[Begin Source records]
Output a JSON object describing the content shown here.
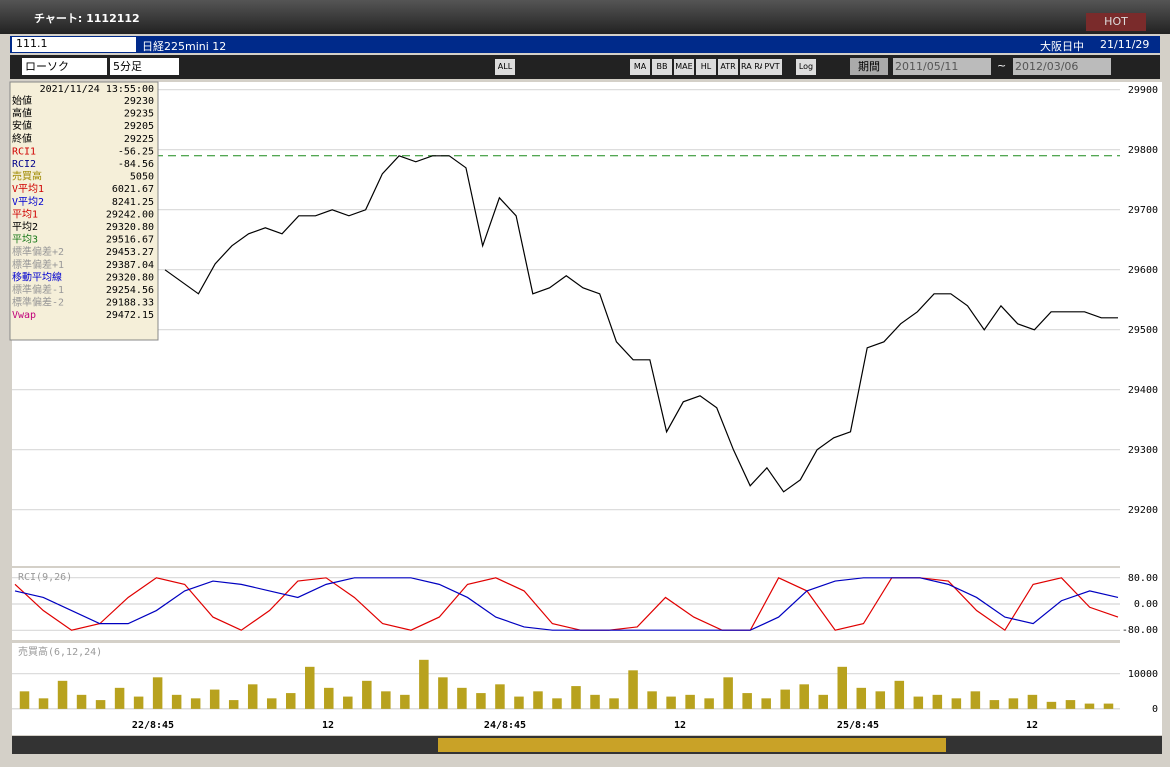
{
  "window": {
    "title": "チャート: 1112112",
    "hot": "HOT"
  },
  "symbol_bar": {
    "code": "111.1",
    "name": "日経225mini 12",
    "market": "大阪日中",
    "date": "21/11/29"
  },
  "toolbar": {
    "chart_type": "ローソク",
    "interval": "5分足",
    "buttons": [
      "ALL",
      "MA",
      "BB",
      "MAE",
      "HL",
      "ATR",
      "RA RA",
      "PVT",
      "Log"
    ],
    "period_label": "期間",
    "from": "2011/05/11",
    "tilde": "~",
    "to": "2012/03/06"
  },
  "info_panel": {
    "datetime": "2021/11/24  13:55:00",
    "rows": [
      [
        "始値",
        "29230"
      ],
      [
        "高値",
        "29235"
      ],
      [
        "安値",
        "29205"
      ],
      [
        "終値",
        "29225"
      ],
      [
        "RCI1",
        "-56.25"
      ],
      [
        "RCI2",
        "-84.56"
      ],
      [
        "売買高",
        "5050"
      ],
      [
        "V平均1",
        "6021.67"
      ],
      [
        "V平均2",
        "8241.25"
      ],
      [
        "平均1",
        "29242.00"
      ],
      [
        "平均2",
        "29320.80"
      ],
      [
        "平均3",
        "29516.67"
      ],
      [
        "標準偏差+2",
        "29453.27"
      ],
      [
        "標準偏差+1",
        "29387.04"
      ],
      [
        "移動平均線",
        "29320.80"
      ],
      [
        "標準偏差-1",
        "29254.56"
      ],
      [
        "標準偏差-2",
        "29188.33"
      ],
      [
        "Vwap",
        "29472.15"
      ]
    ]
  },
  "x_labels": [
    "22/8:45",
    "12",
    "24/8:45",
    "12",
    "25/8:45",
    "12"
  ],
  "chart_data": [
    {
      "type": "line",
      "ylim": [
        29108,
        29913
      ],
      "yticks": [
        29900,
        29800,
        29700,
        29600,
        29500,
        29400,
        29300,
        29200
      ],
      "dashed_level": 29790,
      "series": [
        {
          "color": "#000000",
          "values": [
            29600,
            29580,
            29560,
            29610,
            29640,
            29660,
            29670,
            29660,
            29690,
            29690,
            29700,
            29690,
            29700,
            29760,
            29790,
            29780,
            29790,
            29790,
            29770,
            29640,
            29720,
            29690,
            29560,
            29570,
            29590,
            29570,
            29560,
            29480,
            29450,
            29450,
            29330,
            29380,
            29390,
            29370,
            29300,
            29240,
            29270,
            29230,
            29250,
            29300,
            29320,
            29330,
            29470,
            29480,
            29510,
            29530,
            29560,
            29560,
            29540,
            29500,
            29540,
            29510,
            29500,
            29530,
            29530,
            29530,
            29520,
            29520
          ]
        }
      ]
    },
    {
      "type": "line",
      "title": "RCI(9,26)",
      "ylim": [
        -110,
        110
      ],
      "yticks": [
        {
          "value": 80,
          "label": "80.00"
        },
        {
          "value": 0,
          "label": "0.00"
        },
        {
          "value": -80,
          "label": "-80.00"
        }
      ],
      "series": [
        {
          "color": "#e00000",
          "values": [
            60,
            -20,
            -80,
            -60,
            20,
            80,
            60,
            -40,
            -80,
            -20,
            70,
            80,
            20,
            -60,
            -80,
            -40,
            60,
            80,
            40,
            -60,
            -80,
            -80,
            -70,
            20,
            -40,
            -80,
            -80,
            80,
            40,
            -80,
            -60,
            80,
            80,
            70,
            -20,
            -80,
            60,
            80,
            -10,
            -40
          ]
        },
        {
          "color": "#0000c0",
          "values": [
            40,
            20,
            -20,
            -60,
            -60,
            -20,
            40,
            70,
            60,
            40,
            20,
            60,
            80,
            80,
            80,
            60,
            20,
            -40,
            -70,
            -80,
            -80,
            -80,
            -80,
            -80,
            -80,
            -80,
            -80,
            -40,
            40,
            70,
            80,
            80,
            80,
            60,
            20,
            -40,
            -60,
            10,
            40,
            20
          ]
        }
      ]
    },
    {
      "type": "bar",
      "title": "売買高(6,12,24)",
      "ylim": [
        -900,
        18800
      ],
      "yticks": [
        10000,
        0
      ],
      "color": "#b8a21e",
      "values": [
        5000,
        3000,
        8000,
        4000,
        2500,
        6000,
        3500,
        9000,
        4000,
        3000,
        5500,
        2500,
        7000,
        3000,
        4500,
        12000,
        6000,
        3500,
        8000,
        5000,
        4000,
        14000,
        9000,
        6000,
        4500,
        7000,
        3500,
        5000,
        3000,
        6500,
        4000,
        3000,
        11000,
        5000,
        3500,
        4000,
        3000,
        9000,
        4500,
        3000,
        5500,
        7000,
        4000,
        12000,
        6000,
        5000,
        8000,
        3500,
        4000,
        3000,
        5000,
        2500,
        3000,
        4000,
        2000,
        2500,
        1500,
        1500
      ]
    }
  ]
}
[End Source records]
Without the pictures, write out every entry precisely as it appears.

**Written answer:**
Output a JSON object describing the content shown here.
{
  "window": {
    "title": "チャート: 1112112",
    "hot": "HOT"
  },
  "symbol_bar": {
    "code": "111.1",
    "name": "日経225mini 12",
    "market": "大阪日中",
    "date": "21/11/29"
  },
  "toolbar": {
    "chart_type": "ローソク",
    "interval": "5分足",
    "buttons": [
      "ALL",
      "MA",
      "BB",
      "MAE",
      "HL",
      "ATR",
      "RA RA",
      "PVT",
      "Log"
    ],
    "period_label": "期間",
    "from": "2011/05/11",
    "tilde": "~",
    "to": "2012/03/06"
  },
  "info_panel": {
    "datetime": "2021/11/24  13:55:00",
    "rows": [
      [
        "始値",
        "29230"
      ],
      [
        "高値",
        "29235"
      ],
      [
        "安値",
        "29205"
      ],
      [
        "終値",
        "29225"
      ],
      [
        "RCI1",
        "-56.25"
      ],
      [
        "RCI2",
        "-84.56"
      ],
      [
        "売買高",
        "5050"
      ],
      [
        "V平均1",
        "6021.67"
      ],
      [
        "V平均2",
        "8241.25"
      ],
      [
        "平均1",
        "29242.00"
      ],
      [
        "平均2",
        "29320.80"
      ],
      [
        "平均3",
        "29516.67"
      ],
      [
        "標準偏差+2",
        "29453.27"
      ],
      [
        "標準偏差+1",
        "29387.04"
      ],
      [
        "移動平均線",
        "29320.80"
      ],
      [
        "標準偏差-1",
        "29254.56"
      ],
      [
        "標準偏差-2",
        "29188.33"
      ],
      [
        "Vwap",
        "29472.15"
      ]
    ]
  },
  "x_labels": [
    "22/8:45",
    "12",
    "24/8:45",
    "12",
    "25/8:45",
    "12"
  ],
  "chart_data": [
    {
      "type": "line",
      "ylim": [
        29108,
        29913
      ],
      "yticks": [
        29900,
        29800,
        29700,
        29600,
        29500,
        29400,
        29300,
        29200
      ],
      "dashed_level": 29790,
      "series": [
        {
          "color": "#000000",
          "values": [
            29600,
            29580,
            29560,
            29610,
            29640,
            29660,
            29670,
            29660,
            29690,
            29690,
            29700,
            29690,
            29700,
            29760,
            29790,
            29780,
            29790,
            29790,
            29770,
            29640,
            29720,
            29690,
            29560,
            29570,
            29590,
            29570,
            29560,
            29480,
            29450,
            29450,
            29330,
            29380,
            29390,
            29370,
            29300,
            29240,
            29270,
            29230,
            29250,
            29300,
            29320,
            29330,
            29470,
            29480,
            29510,
            29530,
            29560,
            29560,
            29540,
            29500,
            29540,
            29510,
            29500,
            29530,
            29530,
            29530,
            29520,
            29520
          ]
        }
      ]
    },
    {
      "type": "line",
      "title": "RCI(9,26)",
      "ylim": [
        -110,
        110
      ],
      "yticks": [
        {
          "value": 80,
          "label": "80.00"
        },
        {
          "value": 0,
          "label": "0.00"
        },
        {
          "value": -80,
          "label": "-80.00"
        }
      ],
      "series": [
        {
          "color": "#e00000",
          "values": [
            60,
            -20,
            -80,
            -60,
            20,
            80,
            60,
            -40,
            -80,
            -20,
            70,
            80,
            20,
            -60,
            -80,
            -40,
            60,
            80,
            40,
            -60,
            -80,
            -80,
            -70,
            20,
            -40,
            -80,
            -80,
            80,
            40,
            -80,
            -60,
            80,
            80,
            70,
            -20,
            -80,
            60,
            80,
            -10,
            -40
          ]
        },
        {
          "color": "#0000c0",
          "values": [
            40,
            20,
            -20,
            -60,
            -60,
            -20,
            40,
            70,
            60,
            40,
            20,
            60,
            80,
            80,
            80,
            60,
            20,
            -40,
            -70,
            -80,
            -80,
            -80,
            -80,
            -80,
            -80,
            -80,
            -80,
            -40,
            40,
            70,
            80,
            80,
            80,
            60,
            20,
            -40,
            -60,
            10,
            40,
            20
          ]
        }
      ]
    },
    {
      "type": "bar",
      "title": "売買高(6,12,24)",
      "ylim": [
        -900,
        18800
      ],
      "yticks": [
        10000,
        0
      ],
      "color": "#b8a21e",
      "values": [
        5000,
        3000,
        8000,
        4000,
        2500,
        6000,
        3500,
        9000,
        4000,
        3000,
        5500,
        2500,
        7000,
        3000,
        4500,
        12000,
        6000,
        3500,
        8000,
        5000,
        4000,
        14000,
        9000,
        6000,
        4500,
        7000,
        3500,
        5000,
        3000,
        6500,
        4000,
        3000,
        11000,
        5000,
        3500,
        4000,
        3000,
        9000,
        4500,
        3000,
        5500,
        7000,
        4000,
        12000,
        6000,
        5000,
        8000,
        3500,
        4000,
        3000,
        5000,
        2500,
        3000,
        4000,
        2000,
        2500,
        1500,
        1500
      ]
    }
  ]
}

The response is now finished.